### [Required action]
Wherever the string "content" appears in the entries below, return the line that holds it.

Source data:
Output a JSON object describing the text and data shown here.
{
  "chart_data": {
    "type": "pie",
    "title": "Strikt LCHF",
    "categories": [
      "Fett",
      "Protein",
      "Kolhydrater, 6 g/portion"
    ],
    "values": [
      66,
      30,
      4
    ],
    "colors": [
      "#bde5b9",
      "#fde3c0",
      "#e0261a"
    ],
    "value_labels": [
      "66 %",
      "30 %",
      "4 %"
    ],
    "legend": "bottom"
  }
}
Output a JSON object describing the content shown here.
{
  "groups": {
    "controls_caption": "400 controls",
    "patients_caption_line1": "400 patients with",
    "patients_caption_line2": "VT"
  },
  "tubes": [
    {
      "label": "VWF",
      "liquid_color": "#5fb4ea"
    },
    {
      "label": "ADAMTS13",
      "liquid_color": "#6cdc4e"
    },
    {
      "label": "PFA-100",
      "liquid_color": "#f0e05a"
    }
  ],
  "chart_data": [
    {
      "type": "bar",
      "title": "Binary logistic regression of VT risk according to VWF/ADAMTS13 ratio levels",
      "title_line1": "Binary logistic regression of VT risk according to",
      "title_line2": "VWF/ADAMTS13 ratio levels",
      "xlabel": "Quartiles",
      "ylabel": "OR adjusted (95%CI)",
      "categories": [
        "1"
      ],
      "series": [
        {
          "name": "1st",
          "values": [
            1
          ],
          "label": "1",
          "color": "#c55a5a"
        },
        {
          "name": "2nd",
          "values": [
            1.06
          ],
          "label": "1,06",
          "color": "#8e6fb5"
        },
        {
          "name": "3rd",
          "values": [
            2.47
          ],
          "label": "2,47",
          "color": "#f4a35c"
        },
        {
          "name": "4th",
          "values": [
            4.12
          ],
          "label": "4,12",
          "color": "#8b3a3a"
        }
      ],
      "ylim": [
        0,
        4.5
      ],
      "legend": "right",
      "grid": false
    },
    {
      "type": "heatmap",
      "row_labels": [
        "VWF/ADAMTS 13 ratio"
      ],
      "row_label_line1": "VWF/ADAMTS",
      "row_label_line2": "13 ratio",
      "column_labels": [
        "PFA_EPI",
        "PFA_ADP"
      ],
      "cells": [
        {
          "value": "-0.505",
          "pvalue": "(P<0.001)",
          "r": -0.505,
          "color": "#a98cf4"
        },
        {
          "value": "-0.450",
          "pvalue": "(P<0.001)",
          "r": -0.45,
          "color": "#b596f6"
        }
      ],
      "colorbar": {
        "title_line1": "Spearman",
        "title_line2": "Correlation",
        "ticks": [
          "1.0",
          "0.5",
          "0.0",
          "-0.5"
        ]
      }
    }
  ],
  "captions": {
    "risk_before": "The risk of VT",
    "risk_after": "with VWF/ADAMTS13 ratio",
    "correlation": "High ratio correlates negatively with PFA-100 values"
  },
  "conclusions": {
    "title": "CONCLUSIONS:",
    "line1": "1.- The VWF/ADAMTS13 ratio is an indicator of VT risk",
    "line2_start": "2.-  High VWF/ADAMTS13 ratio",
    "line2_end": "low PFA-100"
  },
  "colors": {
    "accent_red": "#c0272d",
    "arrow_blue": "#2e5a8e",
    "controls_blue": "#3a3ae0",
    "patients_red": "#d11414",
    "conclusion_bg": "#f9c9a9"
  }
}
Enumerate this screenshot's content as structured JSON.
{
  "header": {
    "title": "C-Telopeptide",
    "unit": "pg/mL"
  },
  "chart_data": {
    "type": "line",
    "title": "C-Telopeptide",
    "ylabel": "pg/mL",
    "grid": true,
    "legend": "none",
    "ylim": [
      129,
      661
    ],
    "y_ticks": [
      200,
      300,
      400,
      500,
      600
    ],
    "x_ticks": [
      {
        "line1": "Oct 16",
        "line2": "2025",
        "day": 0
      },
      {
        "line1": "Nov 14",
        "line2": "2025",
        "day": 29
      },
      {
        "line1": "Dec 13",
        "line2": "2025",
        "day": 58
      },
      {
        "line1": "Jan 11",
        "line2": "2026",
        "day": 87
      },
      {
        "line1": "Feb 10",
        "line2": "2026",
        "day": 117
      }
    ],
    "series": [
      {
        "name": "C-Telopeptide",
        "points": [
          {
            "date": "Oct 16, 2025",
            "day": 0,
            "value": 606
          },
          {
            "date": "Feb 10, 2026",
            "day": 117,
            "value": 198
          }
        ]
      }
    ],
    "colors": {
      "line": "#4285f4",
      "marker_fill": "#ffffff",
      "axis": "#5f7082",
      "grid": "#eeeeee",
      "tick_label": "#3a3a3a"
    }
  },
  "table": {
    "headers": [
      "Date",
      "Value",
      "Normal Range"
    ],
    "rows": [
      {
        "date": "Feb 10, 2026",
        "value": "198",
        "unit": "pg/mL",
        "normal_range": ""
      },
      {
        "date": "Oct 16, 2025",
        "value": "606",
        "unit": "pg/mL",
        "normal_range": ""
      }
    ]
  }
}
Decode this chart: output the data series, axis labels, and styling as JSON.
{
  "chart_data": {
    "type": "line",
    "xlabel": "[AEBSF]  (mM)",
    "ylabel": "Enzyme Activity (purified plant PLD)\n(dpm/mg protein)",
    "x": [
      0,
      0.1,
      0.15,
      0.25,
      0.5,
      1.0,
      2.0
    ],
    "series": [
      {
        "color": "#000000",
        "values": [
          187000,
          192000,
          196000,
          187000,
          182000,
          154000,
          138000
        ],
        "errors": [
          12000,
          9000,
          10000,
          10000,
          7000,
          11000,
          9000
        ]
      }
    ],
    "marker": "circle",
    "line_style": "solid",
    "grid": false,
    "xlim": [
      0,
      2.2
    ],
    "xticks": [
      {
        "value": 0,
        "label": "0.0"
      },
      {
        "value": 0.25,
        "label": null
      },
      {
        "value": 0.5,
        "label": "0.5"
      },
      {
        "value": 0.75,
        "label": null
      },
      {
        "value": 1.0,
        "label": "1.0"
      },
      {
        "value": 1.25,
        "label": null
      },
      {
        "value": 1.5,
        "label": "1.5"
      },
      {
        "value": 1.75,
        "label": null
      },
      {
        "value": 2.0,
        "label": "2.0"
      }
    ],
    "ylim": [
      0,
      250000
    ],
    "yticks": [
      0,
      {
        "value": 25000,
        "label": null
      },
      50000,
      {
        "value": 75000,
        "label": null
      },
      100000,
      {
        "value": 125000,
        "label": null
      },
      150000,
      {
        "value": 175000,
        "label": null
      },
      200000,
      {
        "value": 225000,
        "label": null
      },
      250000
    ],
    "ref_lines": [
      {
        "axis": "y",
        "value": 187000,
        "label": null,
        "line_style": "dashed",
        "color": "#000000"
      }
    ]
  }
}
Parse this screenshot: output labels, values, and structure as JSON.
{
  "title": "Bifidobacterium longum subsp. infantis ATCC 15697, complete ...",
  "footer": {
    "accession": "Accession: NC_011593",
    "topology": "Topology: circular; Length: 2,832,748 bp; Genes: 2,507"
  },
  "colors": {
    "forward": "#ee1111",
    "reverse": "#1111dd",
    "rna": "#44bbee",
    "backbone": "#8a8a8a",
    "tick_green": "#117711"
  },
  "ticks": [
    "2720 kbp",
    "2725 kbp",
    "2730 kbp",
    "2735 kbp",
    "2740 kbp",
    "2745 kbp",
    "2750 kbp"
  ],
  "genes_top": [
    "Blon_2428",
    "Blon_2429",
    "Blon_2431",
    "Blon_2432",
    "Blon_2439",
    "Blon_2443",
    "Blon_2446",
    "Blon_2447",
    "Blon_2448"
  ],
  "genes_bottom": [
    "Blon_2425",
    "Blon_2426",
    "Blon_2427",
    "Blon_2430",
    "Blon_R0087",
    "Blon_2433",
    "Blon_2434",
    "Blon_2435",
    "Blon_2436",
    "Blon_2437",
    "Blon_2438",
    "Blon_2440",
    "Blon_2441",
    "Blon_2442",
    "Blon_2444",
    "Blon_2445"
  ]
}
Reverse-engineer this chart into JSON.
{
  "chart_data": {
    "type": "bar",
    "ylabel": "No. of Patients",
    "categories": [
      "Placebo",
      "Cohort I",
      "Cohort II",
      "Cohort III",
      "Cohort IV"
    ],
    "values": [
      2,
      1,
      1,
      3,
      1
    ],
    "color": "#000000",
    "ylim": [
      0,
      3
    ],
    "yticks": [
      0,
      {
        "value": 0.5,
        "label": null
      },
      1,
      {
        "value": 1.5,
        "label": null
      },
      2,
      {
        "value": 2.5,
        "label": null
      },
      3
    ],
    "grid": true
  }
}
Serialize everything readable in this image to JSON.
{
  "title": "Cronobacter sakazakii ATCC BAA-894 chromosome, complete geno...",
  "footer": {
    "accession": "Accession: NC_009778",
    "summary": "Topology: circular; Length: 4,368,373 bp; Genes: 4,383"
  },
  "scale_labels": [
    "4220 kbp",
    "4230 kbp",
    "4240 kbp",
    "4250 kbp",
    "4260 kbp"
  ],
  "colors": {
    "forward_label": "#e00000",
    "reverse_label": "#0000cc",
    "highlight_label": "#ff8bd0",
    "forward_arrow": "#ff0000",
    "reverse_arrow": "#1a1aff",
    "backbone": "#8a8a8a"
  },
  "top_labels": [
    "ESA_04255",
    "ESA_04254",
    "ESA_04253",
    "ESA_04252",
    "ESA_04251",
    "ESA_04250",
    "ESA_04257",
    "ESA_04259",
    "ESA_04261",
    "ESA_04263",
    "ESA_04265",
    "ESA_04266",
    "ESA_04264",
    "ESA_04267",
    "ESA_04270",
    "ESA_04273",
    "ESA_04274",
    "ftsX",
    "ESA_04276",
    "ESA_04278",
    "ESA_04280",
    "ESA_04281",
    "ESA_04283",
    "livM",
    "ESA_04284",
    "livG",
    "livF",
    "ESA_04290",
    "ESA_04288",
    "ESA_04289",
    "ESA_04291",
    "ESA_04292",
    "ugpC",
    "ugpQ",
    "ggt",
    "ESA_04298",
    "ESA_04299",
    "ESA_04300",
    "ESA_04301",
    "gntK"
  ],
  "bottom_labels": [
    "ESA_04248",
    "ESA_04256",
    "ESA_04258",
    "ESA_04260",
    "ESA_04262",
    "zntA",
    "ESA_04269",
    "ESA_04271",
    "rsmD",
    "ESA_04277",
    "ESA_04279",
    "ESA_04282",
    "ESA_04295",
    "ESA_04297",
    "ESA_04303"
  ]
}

### [Result of this task]
Output a JSON object describing the content shown here.
Enumerate this screenshot's content as structured JSON.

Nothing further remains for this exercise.